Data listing
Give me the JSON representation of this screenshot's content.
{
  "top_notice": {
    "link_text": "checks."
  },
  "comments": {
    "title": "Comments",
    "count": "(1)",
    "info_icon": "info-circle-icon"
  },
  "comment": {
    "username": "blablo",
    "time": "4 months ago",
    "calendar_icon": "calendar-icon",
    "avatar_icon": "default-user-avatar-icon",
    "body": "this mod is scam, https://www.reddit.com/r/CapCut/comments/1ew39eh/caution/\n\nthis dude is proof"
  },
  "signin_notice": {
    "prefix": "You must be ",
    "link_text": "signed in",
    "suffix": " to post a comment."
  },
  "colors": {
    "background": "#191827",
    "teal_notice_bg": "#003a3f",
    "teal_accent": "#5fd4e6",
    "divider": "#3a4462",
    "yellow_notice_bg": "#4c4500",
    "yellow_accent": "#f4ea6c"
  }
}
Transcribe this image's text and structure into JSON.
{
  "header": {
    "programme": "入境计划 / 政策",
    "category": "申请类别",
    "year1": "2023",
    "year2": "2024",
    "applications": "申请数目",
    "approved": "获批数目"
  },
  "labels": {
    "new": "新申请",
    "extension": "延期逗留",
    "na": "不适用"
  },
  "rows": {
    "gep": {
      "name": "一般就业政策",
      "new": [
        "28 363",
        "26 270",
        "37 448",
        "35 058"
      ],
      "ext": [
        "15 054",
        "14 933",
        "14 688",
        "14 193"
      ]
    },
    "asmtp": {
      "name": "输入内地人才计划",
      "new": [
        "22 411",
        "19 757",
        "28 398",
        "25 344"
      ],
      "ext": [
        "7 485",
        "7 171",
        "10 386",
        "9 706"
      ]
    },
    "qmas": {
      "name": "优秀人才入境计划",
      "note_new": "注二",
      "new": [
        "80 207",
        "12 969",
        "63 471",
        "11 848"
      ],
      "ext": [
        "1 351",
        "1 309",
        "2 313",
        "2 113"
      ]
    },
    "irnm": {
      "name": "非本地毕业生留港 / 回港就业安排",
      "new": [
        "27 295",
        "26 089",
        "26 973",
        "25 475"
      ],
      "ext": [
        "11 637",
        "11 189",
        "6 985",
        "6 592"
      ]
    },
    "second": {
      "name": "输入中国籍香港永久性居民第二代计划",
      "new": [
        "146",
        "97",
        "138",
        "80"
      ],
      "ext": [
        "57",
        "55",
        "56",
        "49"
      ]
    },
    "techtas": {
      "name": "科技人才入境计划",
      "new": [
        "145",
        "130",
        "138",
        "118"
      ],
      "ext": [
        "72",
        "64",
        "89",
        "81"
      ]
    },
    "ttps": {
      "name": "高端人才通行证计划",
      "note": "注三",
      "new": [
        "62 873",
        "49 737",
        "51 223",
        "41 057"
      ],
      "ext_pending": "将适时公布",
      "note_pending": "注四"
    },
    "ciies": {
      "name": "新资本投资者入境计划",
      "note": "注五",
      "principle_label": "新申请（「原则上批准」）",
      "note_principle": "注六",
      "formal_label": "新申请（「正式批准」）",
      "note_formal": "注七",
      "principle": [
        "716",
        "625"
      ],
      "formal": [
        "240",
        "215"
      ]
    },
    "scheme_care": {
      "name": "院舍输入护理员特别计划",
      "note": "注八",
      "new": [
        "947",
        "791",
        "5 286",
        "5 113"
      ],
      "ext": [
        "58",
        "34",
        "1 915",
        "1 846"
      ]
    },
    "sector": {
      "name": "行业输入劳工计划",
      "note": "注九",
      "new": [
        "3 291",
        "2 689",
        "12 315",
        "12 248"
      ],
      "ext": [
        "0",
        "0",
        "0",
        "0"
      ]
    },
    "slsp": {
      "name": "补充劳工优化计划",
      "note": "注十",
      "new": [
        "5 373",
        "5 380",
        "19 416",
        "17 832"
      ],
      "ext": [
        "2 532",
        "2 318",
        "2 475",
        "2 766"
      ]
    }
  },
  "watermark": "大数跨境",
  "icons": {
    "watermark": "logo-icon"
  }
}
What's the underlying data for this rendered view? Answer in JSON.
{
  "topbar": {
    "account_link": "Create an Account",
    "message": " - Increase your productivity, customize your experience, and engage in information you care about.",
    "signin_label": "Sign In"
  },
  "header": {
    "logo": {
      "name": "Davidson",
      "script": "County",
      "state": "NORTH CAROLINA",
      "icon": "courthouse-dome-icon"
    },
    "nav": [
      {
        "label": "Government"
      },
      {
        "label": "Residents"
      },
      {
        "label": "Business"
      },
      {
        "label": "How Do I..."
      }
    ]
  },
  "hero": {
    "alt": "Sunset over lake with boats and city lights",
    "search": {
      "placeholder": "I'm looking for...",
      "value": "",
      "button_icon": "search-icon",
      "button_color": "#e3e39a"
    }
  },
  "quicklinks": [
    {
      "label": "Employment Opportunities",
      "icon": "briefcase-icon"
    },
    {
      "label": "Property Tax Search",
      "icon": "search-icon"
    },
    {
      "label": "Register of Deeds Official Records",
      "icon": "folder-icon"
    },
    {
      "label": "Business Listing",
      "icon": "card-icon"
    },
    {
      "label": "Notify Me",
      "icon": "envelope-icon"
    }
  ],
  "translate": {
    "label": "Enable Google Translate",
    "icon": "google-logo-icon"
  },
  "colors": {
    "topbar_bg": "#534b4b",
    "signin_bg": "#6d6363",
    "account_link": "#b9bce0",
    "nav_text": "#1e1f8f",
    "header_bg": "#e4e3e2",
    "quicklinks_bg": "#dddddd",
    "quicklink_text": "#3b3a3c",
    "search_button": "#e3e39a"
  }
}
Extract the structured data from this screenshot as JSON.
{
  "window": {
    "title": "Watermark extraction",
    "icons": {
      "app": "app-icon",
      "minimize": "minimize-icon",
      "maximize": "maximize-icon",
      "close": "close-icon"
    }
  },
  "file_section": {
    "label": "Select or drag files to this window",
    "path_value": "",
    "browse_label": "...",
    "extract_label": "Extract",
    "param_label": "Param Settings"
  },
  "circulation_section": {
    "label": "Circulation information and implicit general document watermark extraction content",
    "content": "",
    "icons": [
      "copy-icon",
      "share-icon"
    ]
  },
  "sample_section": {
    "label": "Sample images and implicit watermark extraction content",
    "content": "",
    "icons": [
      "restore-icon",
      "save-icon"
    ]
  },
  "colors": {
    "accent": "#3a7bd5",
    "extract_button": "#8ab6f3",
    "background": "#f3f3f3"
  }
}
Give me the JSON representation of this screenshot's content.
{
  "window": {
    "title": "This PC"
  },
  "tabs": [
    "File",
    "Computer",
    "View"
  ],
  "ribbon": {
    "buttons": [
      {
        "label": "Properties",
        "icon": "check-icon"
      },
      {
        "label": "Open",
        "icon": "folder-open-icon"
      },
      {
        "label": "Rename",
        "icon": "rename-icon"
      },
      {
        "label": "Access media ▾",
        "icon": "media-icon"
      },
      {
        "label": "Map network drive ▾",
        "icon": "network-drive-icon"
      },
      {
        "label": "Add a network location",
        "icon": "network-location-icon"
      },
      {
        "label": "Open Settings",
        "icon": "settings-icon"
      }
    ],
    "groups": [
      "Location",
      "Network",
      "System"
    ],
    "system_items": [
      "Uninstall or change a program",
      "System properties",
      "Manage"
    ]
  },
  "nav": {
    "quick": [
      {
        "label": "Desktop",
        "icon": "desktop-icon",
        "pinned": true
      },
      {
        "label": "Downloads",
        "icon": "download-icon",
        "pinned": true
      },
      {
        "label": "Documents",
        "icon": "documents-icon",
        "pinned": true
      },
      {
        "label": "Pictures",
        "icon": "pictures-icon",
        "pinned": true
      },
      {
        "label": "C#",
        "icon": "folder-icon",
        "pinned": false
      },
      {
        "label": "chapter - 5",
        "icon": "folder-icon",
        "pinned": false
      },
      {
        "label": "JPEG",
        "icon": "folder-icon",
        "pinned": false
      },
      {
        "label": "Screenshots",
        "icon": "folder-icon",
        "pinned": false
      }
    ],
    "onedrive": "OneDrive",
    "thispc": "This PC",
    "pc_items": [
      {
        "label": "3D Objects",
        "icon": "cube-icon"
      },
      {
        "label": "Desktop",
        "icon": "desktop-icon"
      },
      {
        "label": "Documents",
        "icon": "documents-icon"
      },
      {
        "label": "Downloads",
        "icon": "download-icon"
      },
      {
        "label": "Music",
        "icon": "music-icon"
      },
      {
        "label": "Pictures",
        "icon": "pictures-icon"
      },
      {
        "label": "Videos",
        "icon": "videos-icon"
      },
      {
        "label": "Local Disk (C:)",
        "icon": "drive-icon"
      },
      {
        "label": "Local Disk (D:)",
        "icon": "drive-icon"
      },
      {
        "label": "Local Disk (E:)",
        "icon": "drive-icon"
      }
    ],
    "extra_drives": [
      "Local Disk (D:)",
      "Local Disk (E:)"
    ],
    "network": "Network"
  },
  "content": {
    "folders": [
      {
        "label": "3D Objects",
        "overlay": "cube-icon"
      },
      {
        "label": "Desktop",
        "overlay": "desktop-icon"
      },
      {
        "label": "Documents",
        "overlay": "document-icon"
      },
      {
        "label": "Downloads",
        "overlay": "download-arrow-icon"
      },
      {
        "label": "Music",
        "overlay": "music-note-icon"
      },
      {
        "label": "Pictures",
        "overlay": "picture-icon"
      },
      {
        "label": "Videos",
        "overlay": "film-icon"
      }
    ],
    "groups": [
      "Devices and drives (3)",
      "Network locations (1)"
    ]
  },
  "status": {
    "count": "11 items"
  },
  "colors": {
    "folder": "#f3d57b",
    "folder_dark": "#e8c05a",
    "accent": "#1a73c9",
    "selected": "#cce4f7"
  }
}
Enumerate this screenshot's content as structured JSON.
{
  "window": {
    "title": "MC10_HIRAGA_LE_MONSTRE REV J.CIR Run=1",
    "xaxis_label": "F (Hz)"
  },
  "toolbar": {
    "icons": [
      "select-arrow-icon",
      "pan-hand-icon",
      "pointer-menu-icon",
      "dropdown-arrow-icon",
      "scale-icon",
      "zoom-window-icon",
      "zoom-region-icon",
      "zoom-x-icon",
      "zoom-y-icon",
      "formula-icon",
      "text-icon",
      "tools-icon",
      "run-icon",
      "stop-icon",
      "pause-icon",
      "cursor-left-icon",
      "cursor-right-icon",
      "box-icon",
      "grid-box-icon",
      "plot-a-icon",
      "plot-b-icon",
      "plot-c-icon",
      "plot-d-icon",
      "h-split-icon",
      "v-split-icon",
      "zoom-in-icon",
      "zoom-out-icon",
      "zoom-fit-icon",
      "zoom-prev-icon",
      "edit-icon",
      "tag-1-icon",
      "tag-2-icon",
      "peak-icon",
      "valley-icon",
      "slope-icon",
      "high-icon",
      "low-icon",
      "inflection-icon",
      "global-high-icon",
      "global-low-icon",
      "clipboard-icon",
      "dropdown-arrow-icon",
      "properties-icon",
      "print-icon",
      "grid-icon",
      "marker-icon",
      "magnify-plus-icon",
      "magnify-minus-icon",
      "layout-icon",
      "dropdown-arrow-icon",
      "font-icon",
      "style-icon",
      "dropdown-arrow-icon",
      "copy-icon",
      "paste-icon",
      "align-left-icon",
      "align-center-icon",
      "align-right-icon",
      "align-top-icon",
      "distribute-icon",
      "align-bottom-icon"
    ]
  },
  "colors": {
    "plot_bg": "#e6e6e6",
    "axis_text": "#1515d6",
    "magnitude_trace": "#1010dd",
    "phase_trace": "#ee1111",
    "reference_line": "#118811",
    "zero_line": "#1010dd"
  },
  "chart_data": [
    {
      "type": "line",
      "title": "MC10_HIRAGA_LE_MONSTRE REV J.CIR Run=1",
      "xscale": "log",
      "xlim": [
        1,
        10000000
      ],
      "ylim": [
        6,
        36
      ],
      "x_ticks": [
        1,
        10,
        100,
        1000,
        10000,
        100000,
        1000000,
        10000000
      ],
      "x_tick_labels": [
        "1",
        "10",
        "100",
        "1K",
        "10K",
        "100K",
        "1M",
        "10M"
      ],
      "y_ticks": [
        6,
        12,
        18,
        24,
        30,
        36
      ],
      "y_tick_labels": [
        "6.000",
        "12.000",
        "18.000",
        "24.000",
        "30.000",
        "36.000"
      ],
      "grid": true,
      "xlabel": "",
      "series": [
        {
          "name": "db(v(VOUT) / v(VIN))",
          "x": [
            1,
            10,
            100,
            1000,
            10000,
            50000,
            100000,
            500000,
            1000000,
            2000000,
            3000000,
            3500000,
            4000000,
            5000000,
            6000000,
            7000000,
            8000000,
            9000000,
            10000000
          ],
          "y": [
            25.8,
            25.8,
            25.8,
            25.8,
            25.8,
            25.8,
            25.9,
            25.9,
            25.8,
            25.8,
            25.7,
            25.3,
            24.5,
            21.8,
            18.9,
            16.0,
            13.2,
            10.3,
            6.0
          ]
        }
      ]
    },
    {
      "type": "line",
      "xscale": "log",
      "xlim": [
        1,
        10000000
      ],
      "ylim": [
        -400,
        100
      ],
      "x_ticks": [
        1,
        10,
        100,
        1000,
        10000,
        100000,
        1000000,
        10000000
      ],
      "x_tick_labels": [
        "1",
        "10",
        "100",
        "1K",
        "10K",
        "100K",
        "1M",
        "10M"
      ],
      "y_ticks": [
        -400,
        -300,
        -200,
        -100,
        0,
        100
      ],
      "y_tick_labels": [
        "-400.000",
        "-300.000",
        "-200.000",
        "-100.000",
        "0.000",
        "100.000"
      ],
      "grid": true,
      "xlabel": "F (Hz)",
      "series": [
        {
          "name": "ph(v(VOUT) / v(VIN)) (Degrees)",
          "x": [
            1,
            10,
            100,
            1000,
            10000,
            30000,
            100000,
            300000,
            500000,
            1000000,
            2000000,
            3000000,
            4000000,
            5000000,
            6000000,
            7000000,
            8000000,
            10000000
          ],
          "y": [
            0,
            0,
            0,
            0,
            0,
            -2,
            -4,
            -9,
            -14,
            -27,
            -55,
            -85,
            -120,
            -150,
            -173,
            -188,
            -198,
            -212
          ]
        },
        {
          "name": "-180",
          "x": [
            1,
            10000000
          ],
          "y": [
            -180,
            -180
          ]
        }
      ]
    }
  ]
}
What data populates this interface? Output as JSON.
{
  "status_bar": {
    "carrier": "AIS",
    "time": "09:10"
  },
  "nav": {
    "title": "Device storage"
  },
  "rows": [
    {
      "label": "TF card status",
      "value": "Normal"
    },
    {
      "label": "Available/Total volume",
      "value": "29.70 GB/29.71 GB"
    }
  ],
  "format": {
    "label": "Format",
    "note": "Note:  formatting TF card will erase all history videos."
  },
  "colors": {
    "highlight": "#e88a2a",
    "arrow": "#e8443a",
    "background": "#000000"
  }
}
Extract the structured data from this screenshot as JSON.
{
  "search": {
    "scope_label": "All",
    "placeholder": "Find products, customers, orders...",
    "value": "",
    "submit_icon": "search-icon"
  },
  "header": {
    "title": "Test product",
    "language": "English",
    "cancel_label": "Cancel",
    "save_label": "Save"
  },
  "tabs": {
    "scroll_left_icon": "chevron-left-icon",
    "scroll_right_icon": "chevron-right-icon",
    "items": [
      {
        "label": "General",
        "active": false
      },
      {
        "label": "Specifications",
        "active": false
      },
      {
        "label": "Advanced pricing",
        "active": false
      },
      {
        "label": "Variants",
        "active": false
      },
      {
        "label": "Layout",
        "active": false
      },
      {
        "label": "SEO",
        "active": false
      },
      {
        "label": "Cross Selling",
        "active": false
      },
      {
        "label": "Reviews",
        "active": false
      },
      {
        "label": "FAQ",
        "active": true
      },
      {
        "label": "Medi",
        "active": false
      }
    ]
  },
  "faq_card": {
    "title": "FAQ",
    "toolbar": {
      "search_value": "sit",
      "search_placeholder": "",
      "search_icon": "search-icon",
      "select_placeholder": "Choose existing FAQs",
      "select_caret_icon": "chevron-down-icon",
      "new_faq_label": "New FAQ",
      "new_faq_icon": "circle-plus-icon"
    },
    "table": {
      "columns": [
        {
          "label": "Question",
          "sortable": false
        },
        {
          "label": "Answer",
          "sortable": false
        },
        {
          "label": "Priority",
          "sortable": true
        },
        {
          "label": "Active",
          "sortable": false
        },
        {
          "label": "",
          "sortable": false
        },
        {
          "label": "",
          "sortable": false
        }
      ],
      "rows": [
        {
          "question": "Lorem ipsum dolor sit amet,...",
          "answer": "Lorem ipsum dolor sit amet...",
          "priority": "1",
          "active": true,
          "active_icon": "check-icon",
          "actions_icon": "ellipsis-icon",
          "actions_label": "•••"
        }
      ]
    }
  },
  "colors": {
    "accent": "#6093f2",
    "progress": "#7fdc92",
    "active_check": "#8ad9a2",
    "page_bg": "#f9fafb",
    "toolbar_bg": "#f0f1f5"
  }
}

◆ PROBLEM STATEMENT: Tally the lines above that contain the word "Lorem", and reply with only the number.

◆ OUTPUT: 2